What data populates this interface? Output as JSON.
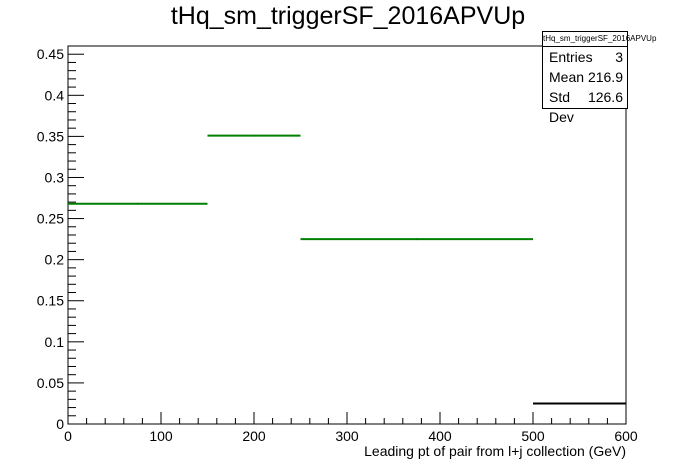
{
  "chart_data": {
    "type": "histogram",
    "title": "tHq_sm_triggerSF_2016APVUp",
    "xlabel": "Leading pt of pair from l+j collection (GeV)",
    "ylabel": "",
    "xlim": [
      0,
      600
    ],
    "ylim": [
      0,
      0.46
    ],
    "x_ticks": [
      0,
      100,
      200,
      300,
      400,
      500,
      600
    ],
    "y_ticks": [
      0,
      0.05,
      0.1,
      0.15,
      0.2,
      0.25,
      0.3,
      0.35,
      0.4,
      0.45
    ],
    "bins": [
      {
        "low": 0,
        "high": 150,
        "value": 0.268,
        "color": "#007f00"
      },
      {
        "low": 150,
        "high": 250,
        "value": 0.351,
        "color": "#007f00"
      },
      {
        "low": 250,
        "high": 500,
        "value": 0.225,
        "color": "#007f00"
      },
      {
        "low": 500,
        "high": 600,
        "value": 0.025,
        "color": "#000000"
      }
    ],
    "grid": false,
    "stats_box": {
      "title": "tHq_sm_triggerSF_2016APVUp",
      "rows": [
        {
          "label": "Entries",
          "value": "3"
        },
        {
          "label": "Mean",
          "value": "216.9"
        },
        {
          "label": "Std Dev",
          "value": "126.6"
        }
      ],
      "placement": "top-right"
    }
  }
}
■ ■ ■ ■
## Aim
Repeat every record above exactly, but leave out any pictures.

## Answer to the exercise
What data populates this interface? Output as JSON.
{
  "chart_data": {
    "type": "histogram",
    "title": "tHq_sm_triggerSF_2016APVUp",
    "xlabel": "Leading pt of pair from l+j collection (GeV)",
    "ylabel": "",
    "xlim": [
      0,
      600
    ],
    "ylim": [
      0,
      0.46
    ],
    "x_ticks": [
      0,
      100,
      200,
      300,
      400,
      500,
      600
    ],
    "y_ticks": [
      0,
      0.05,
      0.1,
      0.15,
      0.2,
      0.25,
      0.3,
      0.35,
      0.4,
      0.45
    ],
    "bins": [
      {
        "low": 0,
        "high": 150,
        "value": 0.268,
        "color": "#007f00"
      },
      {
        "low": 150,
        "high": 250,
        "value": 0.351,
        "color": "#007f00"
      },
      {
        "low": 250,
        "high": 500,
        "value": 0.225,
        "color": "#007f00"
      },
      {
        "low": 500,
        "high": 600,
        "value": 0.025,
        "color": "#000000"
      }
    ],
    "grid": false,
    "stats_box": {
      "title": "tHq_sm_triggerSF_2016APVUp",
      "rows": [
        {
          "label": "Entries",
          "value": "3"
        },
        {
          "label": "Mean",
          "value": "216.9"
        },
        {
          "label": "Std Dev",
          "value": "126.6"
        }
      ],
      "placement": "top-right"
    }
  }
}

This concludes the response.